### Written problem
Report each line of the data that has "Applicata" somewhere in it.

** START Task data **

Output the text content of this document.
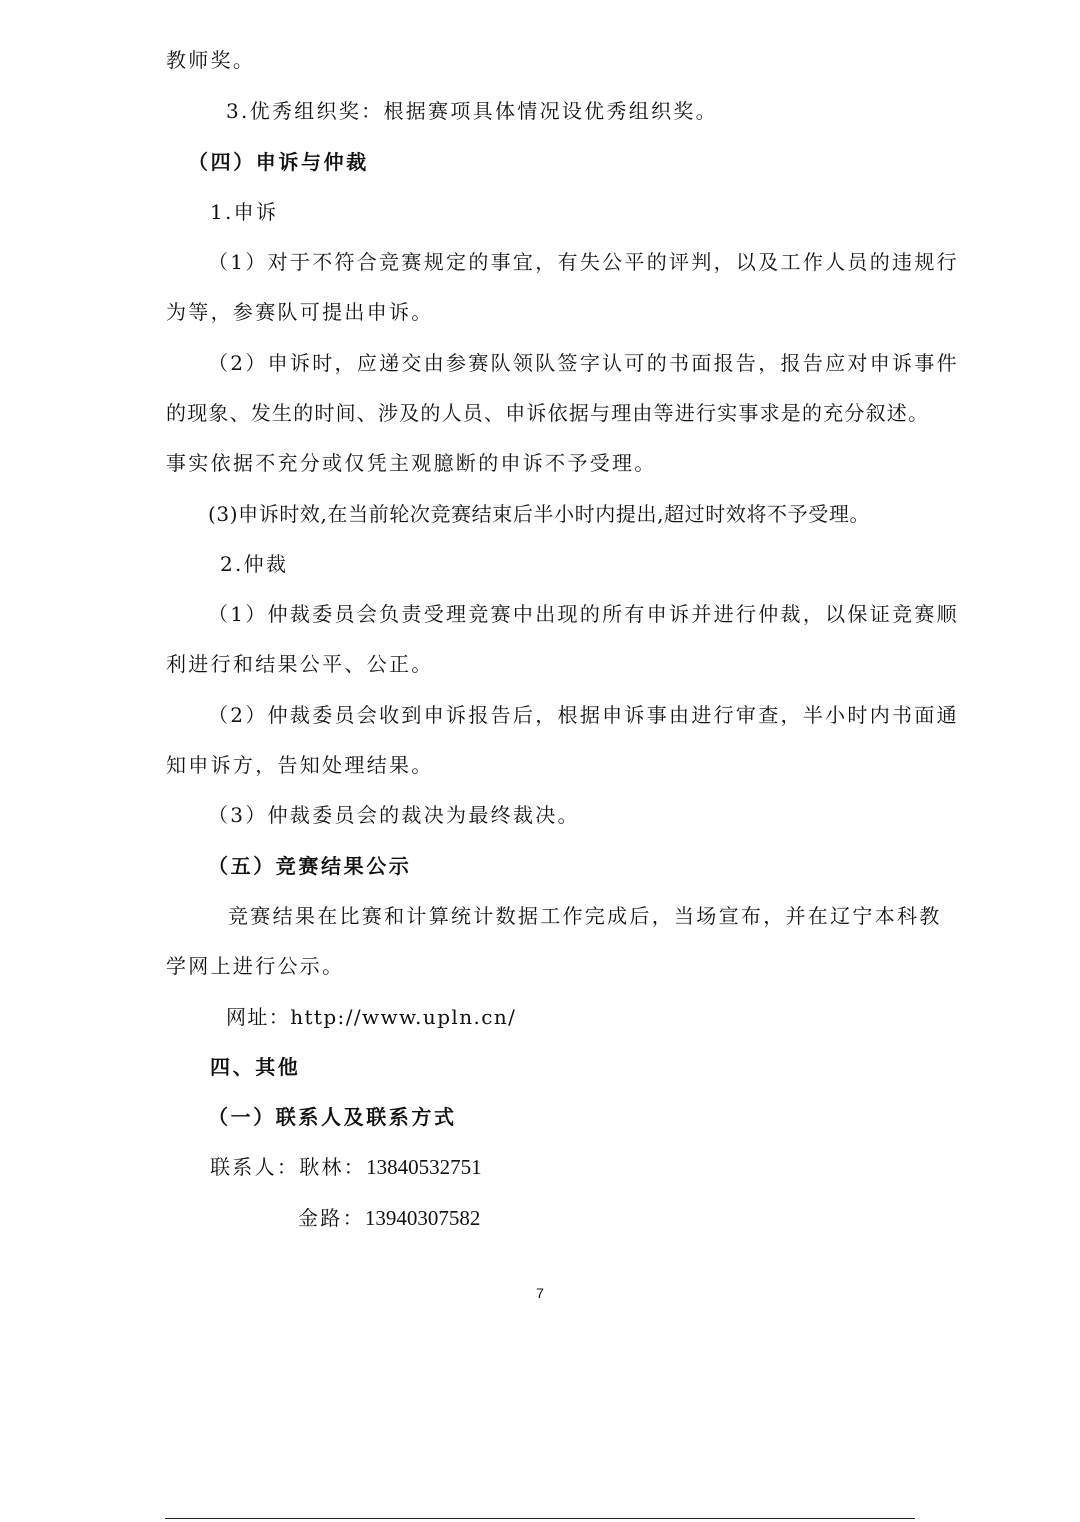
教师奖。
3.优秀组织奖：根据赛项具体情况设优秀组织奖。
（四）申诉与仲裁
1.申诉
（1）对于不符合竞赛规定的事宜，有失公平的评判，以及工作人员的违规行
为等，参赛队可提出申诉。
（2）申诉时，应递交由参赛队领队签字认可的书面报告，报告应对申诉事件
的现象、发生的时间、涉及的人员、申诉依据与理由等进行实事求是的充分叙述。
事实依据不充分或仅凭主观臆断的申诉不予受理。
(3)申诉时效,在当前轮次竞赛结束后半小时内提出,超过时效将不予受理。
2.仲裁
（1）仲裁委员会负责受理竞赛中出现的所有申诉并进行仲裁，以保证竞赛顺
利进行和结果公平、公正。
（2）仲裁委员会收到申诉报告后，根据申诉事由进行审查，半小时内书面通
知申诉方，告知处理结果。
（3）仲裁委员会的裁决为最终裁决。
（五）竞赛结果公示
竞赛结果在比赛和计算统计数据工作完成后，当场宣布，并在辽宁本科教
学网上进行公示。
网址：http://www.upln.cn/
四、其他
（一）联系人及联系方式
联系人：耿林：13840532751
金路：13940307582
7
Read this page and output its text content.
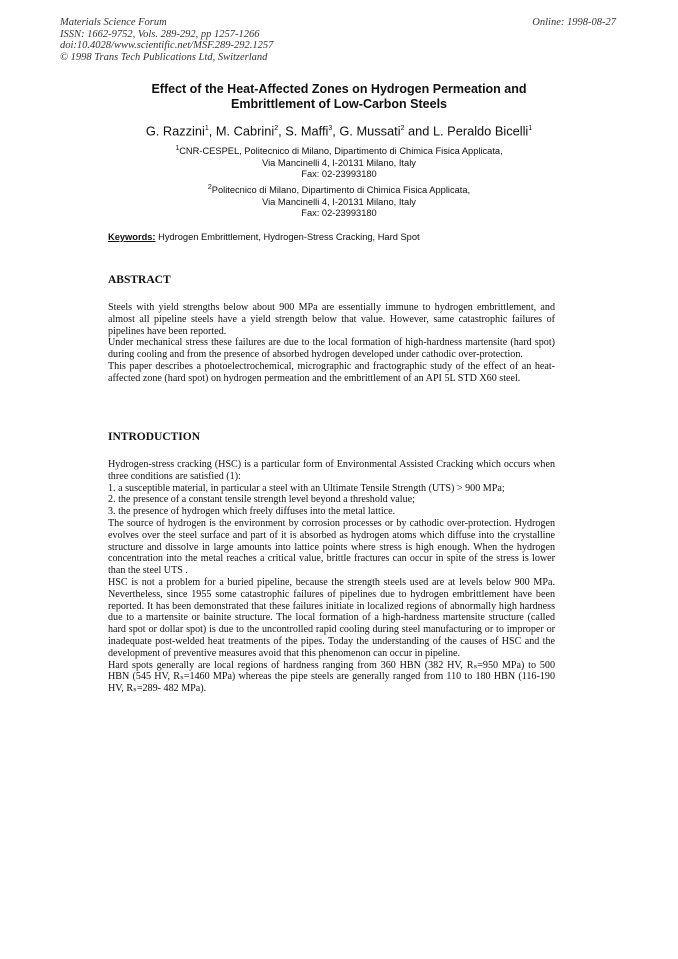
Materials Science Forum
ISSN: 1662-9752, Vols. 289-292, pp 1257-1266
doi:10.4028/www.scientific.net/MSF.289-292.1257
© 1998 Trans Tech Publications Ltd, Switzerland
Online: 1998-08-27
Effect of the Heat-Affected Zones on Hydrogen Permeation and
Embrittlement of Low-Carbon Steels
G. Razzini$^1$, M. Cabrini$^2$, S. Maffi$^3$, G. Mussati$^2$ and L. Peraldo Bicelli$^1$
$^1$CNR-CESPEL, Politecnico di Milano, Dipartimento di Chimica Fisica Applicata,
Via Mancinelli 4, I-20131 Milano, Italy
Fax: 02-23993180
$^2$Politecnico di Milano, Dipartimento di Chimica Fisica Applicata,
Via Mancinelli 4, I-20131 Milano, Italy
Fax: 02-23993180
Keywords: Hydrogen Embrittlement, Hydrogen-Stress Cracking, Hard Spot
ABSTRACT

Steels with yield strengths below about 900 MPa are essentially immune to hydrogen embrittlement, and almost all pipeline steels have a yield strength below that value. However, same catastrophic failures of pipelines have been reported.

Under mechanical stress these failures are due to the local formation of high-hardness martensite (hard spot) during cooling and from the presence of absorbed hydrogen developed under cathodic over-protection.

This paper describes a photoelectrochemical, micrographic and fractographic study of the effect of an heat-affected zone (hard spot) on hydrogen permeation and the embrittlement of an API 5L STD X60 steel.

INTRODUCTION

Hydrogen-stress cracking (HSC) is a particular form of Environmental Assisted Cracking which occurs when three conditions are satisfied (1):

1. a susceptible material, in particular a steel with an Ultimate Tensile Strength (UTS) > 900 MPa;

2. the presence of a constant tensile strength level beyond a threshold value;

3. the presence of hydrogen which freely diffuses into the metal lattice.

The source of hydrogen is the environment by corrosion processes or by cathodic over-protection. Hydrogen evolves over the steel surface and part of it is absorbed as hydrogen atoms which diffuse into the crystalline structure and dissolve in large amounts into lattice points where stress is high enough. When the hydrogen concentration into the metal reaches a critical value, brittle fractures can occur in spite of the stress is lower than the steel UTS .

HSC is not a problem for a buried pipeline, because the strength steels used are at levels below 900 MPa. Nevertheless, since 1955 some catastrophic failures of pipelines due to hydrogen embrittlement have been reported. It has been demonstrated that these failures initiate in localized regions of abnormally high hardness due to a martensite or bainite structure. The local formation of a high-hardness martensite structure (called hard spot or dollar spot) is due to the uncontrolled rapid cooling during steel manufacturing or to improper or inadequate post-welded heat treatments of the pipes. Today the understanding of the causes of HSC and the development of preventive measures avoid that this phenomenon can occur in pipeline.

Hard spots generally are local regions of hardness ranging from 360 HBN (382 HV, Rₛ=950 MPa) to 500 HBN (545 HV, Rₛ=1460 MPa) whereas the pipe steels are generally ranged from 110 to 180 HBN (116-190 HV, Rₛ=289- 482 MPa).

** END Task data **

### Problem solution
$^1$CNR-CESPEL, Politecnico di Milano, Dipartimento di Chimica Fisica Applicata,
$^2$Politecnico di Milano, Dipartimento di Chimica Fisica Applicata,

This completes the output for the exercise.